◆ **THE PROBLEM**: Copy every line, leaving nothing out and adding nothing.

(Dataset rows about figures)
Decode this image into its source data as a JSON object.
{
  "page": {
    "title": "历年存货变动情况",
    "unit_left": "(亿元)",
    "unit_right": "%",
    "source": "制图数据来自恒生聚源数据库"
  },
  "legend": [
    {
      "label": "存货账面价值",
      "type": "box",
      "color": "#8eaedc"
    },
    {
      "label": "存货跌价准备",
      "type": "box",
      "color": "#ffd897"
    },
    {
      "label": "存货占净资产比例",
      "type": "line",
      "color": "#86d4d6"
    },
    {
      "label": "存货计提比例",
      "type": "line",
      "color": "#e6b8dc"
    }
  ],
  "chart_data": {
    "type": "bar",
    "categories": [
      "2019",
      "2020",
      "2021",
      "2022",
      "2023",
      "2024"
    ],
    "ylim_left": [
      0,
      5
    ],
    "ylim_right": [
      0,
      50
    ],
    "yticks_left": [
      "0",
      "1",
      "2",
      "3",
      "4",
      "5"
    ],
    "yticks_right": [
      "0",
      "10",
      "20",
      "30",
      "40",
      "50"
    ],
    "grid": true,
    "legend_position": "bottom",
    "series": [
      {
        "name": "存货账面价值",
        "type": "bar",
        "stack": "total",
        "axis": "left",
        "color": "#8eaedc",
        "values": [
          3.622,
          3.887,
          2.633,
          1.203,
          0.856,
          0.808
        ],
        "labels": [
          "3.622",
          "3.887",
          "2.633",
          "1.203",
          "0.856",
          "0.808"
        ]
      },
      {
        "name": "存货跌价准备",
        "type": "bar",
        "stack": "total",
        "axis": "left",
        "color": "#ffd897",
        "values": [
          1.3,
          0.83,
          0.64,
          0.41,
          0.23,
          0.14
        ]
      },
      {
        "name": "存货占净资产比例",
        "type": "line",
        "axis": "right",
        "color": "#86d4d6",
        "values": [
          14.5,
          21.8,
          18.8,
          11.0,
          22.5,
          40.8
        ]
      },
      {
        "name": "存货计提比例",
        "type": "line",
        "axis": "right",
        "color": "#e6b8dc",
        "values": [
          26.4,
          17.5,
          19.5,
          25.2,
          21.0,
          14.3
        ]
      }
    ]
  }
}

◆ **OUTPUT FOR THIS EXERCISE**:
Decode this image into its source data as a JSON object.
{
  "page": {
    "title": "历年存货变动情况",
    "unit_left": "(亿元)",
    "unit_right": "%",
    "source": "制图数据来自恒生聚源数据库"
  },
  "legend": [
    {
      "label": "存货账面价值",
      "type": "box",
      "color": "#8eaedc"
    },
    {
      "label": "存货跌价准备",
      "type": "box",
      "color": "#ffd897"
    },
    {
      "label": "存货占净资产比例",
      "type": "line",
      "color": "#86d4d6"
    },
    {
      "label": "存货计提比例",
      "type": "line",
      "color": "#e6b8dc"
    }
  ],
  "chart_data": {
    "type": "bar",
    "categories": [
      "2019",
      "2020",
      "2021",
      "2022",
      "2023",
      "2024"
    ],
    "ylim_left": [
      0,
      5
    ],
    "ylim_right": [
      0,
      50
    ],
    "yticks_left": [
      "0",
      "1",
      "2",
      "3",
      "4",
      "5"
    ],
    "yticks_right": [
      "0",
      "10",
      "20",
      "30",
      "40",
      "50"
    ],
    "grid": true,
    "legend_position": "bottom",
    "series": [
      {
        "name": "存货账面价值",
        "type": "bar",
        "stack": "total",
        "axis": "left",
        "color": "#8eaedc",
        "values": [
          3.622,
          3.887,
          2.633,
          1.203,
          0.856,
          0.808
        ],
        "labels": [
          "3.622",
          "3.887",
          "2.633",
          "1.203",
          "0.856",
          "0.808"
        ]
      },
      {
        "name": "存货跌价准备",
        "type": "bar",
        "stack": "total",
        "axis": "left",
        "color": "#ffd897",
        "values": [
          1.3,
          0.83,
          0.64,
          0.41,
          0.23,
          0.14
        ]
      },
      {
        "name": "存货占净资产比例",
        "type": "line",
        "axis": "right",
        "color": "#86d4d6",
        "values": [
          14.5,
          21.8,
          18.8,
          11.0,
          22.5,
          40.8
        ]
      },
      {
        "name": "存货计提比例",
        "type": "line",
        "axis": "right",
        "color": "#e6b8dc",
        "values": [
          26.4,
          17.5,
          19.5,
          25.2,
          21.0,
          14.3
        ]
      }
    ]
  }
}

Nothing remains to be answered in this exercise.